_What is needed_
Rewrite the entries as a Markdown table with the columns "No." and "Line," numbering each line and leaving out blank lines. Cover only the part that runs from the start of the entries through the line containing "staticText: 10:25 bbox=[16, 4, 84, 37]", with both ends included.

(Element box entries)
+-------+

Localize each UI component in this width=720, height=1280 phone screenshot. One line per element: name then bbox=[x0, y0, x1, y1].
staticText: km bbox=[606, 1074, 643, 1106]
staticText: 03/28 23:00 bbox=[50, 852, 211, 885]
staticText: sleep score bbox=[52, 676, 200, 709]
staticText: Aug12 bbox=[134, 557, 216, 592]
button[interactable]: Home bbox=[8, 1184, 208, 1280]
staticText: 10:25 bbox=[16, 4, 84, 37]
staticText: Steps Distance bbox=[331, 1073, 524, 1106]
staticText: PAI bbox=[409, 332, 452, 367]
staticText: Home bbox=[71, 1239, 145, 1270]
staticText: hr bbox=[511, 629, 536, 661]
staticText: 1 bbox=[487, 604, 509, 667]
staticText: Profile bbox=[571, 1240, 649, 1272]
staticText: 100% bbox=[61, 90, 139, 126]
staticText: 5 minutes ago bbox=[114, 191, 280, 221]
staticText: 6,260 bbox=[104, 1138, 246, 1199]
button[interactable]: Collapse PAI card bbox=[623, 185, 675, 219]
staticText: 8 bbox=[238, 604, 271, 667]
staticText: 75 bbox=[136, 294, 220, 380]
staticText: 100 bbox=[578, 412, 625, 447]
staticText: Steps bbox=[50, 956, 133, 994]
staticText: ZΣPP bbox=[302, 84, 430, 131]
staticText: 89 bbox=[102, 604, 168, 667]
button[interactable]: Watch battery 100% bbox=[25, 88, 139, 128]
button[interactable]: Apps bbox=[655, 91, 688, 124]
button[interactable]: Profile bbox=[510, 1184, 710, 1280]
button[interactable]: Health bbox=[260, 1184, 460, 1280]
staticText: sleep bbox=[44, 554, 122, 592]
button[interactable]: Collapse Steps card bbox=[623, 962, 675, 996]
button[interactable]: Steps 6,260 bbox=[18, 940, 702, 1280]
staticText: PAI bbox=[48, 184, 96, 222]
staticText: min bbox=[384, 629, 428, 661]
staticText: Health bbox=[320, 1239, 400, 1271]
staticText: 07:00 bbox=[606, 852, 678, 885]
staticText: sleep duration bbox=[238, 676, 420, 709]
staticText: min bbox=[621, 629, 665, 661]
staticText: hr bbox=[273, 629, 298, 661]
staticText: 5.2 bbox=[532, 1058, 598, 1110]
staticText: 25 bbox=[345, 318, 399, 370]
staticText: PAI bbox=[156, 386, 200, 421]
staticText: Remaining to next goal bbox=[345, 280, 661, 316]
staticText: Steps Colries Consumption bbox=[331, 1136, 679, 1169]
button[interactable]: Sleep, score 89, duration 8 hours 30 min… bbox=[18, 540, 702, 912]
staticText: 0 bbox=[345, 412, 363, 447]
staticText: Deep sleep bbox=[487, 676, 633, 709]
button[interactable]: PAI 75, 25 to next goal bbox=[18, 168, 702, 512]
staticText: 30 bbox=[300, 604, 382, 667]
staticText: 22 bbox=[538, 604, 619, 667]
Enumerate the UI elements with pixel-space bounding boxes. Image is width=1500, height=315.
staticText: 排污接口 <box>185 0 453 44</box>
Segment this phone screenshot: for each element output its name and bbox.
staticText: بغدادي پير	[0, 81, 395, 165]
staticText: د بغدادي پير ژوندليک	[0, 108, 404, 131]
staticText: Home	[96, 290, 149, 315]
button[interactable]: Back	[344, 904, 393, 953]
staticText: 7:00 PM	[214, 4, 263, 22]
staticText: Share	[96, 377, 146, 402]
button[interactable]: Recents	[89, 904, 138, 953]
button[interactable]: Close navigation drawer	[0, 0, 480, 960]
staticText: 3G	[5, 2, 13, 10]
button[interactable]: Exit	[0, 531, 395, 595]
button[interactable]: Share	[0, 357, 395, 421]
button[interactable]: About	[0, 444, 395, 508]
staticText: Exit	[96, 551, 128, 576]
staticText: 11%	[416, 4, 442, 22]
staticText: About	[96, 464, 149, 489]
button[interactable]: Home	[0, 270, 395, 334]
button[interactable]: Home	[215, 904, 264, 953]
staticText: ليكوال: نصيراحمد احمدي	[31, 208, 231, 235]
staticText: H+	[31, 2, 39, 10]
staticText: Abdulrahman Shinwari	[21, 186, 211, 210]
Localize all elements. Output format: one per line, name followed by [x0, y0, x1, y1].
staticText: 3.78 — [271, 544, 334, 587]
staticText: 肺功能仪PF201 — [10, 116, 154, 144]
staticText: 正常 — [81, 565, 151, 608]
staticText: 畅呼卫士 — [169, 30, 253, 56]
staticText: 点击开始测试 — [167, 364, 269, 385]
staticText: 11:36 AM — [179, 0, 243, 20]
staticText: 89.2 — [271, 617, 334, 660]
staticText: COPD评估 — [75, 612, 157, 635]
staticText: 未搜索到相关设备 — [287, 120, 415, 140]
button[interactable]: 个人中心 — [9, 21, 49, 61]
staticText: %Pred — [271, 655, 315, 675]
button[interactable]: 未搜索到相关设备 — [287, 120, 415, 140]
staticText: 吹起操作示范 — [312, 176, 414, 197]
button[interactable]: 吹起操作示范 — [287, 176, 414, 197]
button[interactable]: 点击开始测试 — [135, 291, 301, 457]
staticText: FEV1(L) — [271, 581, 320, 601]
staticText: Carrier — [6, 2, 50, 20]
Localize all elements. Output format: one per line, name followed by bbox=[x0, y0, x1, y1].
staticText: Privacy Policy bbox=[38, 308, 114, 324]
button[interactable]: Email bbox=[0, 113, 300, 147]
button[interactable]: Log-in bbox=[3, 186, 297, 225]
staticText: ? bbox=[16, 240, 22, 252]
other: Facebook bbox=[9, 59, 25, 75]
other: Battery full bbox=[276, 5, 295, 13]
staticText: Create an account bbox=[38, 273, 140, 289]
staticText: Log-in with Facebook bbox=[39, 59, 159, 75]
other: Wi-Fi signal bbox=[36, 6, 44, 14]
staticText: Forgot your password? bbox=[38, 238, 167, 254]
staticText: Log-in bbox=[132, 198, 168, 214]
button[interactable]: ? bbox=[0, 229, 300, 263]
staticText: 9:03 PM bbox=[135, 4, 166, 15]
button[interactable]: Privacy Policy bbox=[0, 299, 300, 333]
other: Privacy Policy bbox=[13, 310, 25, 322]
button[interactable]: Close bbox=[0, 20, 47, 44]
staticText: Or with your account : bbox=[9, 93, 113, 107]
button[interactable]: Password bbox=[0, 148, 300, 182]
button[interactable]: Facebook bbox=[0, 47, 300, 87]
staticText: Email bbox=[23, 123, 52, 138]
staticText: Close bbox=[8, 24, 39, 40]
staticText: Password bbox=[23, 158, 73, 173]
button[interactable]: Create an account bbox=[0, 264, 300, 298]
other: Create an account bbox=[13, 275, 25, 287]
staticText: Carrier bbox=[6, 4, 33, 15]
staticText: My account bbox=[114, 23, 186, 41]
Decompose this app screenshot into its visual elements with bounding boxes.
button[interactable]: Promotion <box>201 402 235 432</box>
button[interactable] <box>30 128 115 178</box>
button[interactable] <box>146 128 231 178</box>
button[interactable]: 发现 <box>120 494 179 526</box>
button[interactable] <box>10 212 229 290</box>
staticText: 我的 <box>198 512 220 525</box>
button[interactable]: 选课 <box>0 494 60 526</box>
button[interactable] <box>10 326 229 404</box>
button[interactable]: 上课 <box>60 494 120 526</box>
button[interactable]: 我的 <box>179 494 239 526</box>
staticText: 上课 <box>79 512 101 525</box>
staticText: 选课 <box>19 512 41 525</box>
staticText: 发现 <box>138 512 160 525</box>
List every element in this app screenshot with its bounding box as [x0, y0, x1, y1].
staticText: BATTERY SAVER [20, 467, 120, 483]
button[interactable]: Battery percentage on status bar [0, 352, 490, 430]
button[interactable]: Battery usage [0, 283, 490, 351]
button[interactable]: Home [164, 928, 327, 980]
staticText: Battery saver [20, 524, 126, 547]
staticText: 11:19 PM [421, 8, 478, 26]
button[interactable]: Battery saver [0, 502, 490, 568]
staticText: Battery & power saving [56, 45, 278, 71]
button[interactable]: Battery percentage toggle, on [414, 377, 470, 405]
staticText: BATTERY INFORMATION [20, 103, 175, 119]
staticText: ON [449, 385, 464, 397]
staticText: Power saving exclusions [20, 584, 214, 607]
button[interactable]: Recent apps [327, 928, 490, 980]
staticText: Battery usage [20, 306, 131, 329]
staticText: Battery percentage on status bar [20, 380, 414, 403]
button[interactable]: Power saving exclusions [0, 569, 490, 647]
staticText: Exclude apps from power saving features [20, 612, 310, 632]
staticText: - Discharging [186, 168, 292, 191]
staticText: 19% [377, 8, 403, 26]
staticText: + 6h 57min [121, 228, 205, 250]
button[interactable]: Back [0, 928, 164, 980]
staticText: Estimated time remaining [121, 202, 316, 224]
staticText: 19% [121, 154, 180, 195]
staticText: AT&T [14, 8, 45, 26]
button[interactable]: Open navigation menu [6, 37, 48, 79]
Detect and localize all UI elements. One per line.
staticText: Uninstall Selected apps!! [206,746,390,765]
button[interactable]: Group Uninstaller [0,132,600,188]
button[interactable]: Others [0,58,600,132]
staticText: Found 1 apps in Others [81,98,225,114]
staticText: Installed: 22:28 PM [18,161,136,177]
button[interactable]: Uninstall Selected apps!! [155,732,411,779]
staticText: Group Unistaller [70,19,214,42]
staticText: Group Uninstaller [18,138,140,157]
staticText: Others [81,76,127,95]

+-------+

_Reply to the task_
| No. | Line |
|---|---|
| 1 | Localize each UI component in this width=720, height=1280 phone screenshot. One line per element: name then bbox=[x0, y0, x1, y1]. |
| 2 | staticText: km bbox=[606, 1074, 643, 1106] |
| 3 | staticText: 03/28 23:00 bbox=[50, 852, 211, 885] |
| 4 | staticText: sleep score bbox=[52, 676, 200, 709] |
| 5 | staticText: Aug12 bbox=[134, 557, 216, 592] |
| 6 | button[interactable]: Home bbox=[8, 1184, 208, 1280] |
| 7 | staticText: 10:25 bbox=[16, 4, 84, 37] |